:: DATA SHOWN ::

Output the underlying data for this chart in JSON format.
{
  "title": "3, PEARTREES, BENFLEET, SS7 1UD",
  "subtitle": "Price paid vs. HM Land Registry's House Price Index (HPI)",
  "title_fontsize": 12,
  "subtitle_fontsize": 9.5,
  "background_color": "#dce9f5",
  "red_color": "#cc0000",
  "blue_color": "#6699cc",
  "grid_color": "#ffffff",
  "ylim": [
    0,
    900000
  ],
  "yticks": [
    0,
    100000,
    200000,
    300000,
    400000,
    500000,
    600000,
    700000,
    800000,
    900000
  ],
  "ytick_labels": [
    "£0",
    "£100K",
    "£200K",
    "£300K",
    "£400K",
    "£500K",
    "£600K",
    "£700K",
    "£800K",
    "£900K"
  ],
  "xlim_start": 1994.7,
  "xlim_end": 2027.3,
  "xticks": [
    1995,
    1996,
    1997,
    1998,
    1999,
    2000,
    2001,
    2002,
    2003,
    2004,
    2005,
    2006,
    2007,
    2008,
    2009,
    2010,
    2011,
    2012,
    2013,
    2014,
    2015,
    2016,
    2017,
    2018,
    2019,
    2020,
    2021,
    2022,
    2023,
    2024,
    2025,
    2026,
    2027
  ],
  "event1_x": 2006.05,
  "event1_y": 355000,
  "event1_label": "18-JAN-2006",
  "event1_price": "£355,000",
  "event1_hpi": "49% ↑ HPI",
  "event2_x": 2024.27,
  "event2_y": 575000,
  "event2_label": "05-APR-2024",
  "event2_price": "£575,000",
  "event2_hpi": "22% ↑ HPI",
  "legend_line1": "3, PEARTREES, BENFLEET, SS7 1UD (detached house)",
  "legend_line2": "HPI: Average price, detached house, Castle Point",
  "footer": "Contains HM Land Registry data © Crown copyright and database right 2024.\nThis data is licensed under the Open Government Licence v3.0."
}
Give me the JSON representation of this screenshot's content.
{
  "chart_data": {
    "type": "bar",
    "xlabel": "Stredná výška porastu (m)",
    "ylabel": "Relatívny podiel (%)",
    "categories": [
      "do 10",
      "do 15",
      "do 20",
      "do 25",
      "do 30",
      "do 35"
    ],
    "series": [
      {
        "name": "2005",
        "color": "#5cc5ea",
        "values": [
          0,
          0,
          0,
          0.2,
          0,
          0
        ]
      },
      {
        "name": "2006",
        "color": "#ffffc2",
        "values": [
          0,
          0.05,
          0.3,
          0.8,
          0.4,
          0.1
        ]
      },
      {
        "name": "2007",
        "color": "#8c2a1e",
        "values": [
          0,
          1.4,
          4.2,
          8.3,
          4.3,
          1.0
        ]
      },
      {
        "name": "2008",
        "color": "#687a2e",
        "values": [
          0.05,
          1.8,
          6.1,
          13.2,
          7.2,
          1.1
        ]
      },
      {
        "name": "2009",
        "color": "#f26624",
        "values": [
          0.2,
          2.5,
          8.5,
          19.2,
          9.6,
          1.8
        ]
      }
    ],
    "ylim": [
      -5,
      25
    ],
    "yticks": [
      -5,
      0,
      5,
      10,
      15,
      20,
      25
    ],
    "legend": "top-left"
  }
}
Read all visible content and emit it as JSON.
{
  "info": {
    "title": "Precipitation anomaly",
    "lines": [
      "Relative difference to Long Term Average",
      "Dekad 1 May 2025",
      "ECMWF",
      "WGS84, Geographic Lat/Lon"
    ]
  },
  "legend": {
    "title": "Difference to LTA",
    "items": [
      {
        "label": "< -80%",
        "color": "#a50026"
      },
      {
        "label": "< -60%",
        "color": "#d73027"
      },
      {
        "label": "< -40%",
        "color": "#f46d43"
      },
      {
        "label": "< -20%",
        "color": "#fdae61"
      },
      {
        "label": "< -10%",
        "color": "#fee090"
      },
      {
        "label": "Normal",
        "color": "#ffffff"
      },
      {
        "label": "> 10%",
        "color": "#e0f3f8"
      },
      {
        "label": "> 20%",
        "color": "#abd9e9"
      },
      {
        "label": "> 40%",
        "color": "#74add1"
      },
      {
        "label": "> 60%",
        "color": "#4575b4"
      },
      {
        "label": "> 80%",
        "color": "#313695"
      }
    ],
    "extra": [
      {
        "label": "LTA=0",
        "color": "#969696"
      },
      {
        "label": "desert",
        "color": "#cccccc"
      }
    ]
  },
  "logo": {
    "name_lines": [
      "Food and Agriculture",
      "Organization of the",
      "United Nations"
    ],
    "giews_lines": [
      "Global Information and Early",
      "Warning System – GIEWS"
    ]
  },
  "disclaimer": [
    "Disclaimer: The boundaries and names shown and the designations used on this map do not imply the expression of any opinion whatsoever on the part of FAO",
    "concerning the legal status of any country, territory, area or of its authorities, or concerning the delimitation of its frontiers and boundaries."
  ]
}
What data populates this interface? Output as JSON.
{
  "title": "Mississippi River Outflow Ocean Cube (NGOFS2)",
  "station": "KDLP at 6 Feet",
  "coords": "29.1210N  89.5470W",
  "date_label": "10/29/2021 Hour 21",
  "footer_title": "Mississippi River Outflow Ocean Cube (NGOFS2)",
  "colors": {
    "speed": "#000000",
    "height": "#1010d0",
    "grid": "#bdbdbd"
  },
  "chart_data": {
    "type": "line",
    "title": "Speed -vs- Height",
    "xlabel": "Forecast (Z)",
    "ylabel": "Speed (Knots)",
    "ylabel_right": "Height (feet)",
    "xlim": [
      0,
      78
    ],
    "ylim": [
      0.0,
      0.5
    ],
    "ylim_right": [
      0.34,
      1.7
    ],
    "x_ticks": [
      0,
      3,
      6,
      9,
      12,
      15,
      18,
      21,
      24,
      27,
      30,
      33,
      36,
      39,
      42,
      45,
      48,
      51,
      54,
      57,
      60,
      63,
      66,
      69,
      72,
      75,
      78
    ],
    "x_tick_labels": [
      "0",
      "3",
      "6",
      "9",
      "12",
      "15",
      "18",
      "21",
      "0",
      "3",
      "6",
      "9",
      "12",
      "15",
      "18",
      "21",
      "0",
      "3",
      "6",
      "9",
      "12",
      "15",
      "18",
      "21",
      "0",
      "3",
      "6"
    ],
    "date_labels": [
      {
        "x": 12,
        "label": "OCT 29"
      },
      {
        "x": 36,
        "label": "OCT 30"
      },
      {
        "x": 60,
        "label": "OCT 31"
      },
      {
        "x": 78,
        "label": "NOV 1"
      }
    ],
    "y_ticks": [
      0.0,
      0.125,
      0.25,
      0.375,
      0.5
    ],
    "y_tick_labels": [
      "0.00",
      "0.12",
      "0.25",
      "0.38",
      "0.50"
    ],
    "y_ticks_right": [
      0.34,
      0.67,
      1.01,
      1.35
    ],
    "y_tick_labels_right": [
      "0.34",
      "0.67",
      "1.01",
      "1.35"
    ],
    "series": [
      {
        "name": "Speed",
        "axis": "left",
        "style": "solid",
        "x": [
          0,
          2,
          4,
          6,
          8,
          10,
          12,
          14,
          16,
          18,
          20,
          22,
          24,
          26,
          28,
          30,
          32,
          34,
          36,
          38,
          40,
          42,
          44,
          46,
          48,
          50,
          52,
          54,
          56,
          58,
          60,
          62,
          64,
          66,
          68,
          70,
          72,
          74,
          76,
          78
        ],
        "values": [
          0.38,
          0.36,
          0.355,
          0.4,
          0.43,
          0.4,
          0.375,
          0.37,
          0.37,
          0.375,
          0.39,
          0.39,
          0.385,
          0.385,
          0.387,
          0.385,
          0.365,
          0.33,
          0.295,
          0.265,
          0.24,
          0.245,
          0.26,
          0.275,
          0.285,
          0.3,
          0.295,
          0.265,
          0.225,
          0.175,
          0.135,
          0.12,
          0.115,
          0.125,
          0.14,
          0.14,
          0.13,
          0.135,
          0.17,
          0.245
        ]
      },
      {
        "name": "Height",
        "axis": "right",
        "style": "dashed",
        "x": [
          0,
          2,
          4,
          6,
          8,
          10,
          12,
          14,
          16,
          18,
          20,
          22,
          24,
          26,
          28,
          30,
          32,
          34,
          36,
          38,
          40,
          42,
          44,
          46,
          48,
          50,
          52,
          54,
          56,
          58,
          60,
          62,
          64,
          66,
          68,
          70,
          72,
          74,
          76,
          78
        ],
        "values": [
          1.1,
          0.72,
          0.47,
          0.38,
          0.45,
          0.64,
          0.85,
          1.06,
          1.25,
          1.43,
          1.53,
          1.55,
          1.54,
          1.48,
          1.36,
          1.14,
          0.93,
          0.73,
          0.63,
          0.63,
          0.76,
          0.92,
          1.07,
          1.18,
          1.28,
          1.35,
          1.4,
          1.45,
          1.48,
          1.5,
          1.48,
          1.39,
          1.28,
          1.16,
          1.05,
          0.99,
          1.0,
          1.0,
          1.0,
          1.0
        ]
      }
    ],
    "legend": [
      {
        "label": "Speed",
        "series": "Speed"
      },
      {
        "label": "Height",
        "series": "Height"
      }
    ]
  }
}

:::

» **PROBLEM DETAILS**
From the entries above, select each line containing the string "boundaries".

» **TASK SOLUTION**
    "Disclaimer: The boundaries and names shown and the designations used on this map do not imply the expression of any opinion whatsoever on the part of FAO",
    "concerning the legal status of any country, territory, area or of its authorities, or concerning the delimitation of its frontiers and boundaries."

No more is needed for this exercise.